* **EXERCISE DESCRIPTION**
Starting at the line that holds "Extract the structured data from this screenshot", set down each line through the end of the listing, exactly as written and with nothing added.

******

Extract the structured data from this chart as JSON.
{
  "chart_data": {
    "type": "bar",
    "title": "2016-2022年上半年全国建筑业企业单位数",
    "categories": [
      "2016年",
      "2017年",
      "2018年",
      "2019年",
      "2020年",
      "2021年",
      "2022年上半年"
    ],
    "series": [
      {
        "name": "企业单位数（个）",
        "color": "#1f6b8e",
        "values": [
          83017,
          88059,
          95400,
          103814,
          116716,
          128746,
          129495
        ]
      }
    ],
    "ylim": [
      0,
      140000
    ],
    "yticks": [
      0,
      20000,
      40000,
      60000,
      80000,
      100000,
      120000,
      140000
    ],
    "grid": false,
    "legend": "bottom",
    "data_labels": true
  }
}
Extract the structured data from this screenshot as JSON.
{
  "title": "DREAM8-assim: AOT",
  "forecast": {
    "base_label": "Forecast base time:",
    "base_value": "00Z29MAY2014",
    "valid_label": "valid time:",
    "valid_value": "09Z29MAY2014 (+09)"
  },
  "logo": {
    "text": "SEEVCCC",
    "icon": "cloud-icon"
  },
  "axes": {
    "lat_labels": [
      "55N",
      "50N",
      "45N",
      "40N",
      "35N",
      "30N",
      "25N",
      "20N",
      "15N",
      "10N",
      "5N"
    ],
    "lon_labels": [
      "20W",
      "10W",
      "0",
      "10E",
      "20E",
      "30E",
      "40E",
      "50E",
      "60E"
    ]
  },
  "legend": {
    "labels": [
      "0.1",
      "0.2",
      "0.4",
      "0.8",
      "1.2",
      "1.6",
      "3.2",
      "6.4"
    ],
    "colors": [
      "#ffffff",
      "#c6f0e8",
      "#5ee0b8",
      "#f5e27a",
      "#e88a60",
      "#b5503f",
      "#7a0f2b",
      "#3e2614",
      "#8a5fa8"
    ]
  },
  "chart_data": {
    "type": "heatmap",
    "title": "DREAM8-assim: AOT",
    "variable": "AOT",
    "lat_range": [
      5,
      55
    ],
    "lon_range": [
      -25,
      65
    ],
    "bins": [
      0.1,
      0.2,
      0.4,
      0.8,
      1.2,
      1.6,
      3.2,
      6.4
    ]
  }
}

******

* **CORRECT OUTPUT**
Extract the structured data from this screenshot as JSON.
{
  "title": "DREAM8-assim: AOT",
  "forecast": {
    "base_label": "Forecast base time:",
    "base_value": "00Z29MAY2014",
    "valid_label": "valid time:",
    "valid_value": "09Z29MAY2014 (+09)"
  },
  "logo": {
    "text": "SEEVCCC",
    "icon": "cloud-icon"
  },
  "axes": {
    "lat_labels": [
      "55N",
      "50N",
      "45N",
      "40N",
      "35N",
      "30N",
      "25N",
      "20N",
      "15N",
      "10N",
      "5N"
    ],
    "lon_labels": [
      "20W",
      "10W",
      "0",
      "10E",
      "20E",
      "30E",
      "40E",
      "50E",
      "60E"
    ]
  },
  "legend": {
    "labels": [
      "0.1",
      "0.2",
      "0.4",
      "0.8",
      "1.2",
      "1.6",
      "3.2",
      "6.4"
    ],
    "colors": [
      "#ffffff",
      "#c6f0e8",
      "#5ee0b8",
      "#f5e27a",
      "#e88a60",
      "#b5503f",
      "#7a0f2b",
      "#3e2614",
      "#8a5fa8"
    ]
  },
  "chart_data": {
    "type": "heatmap",
    "title": "DREAM8-assim: AOT",
    "variable": "AOT",
    "lat_range": [
      5,
      55
    ],
    "lon_range": [
      -25,
      65
    ],
    "bins": [
      0.1,
      0.2,
      0.4,
      0.8,
      1.2,
      1.6,
      3.2,
      6.4
    ]
  }
}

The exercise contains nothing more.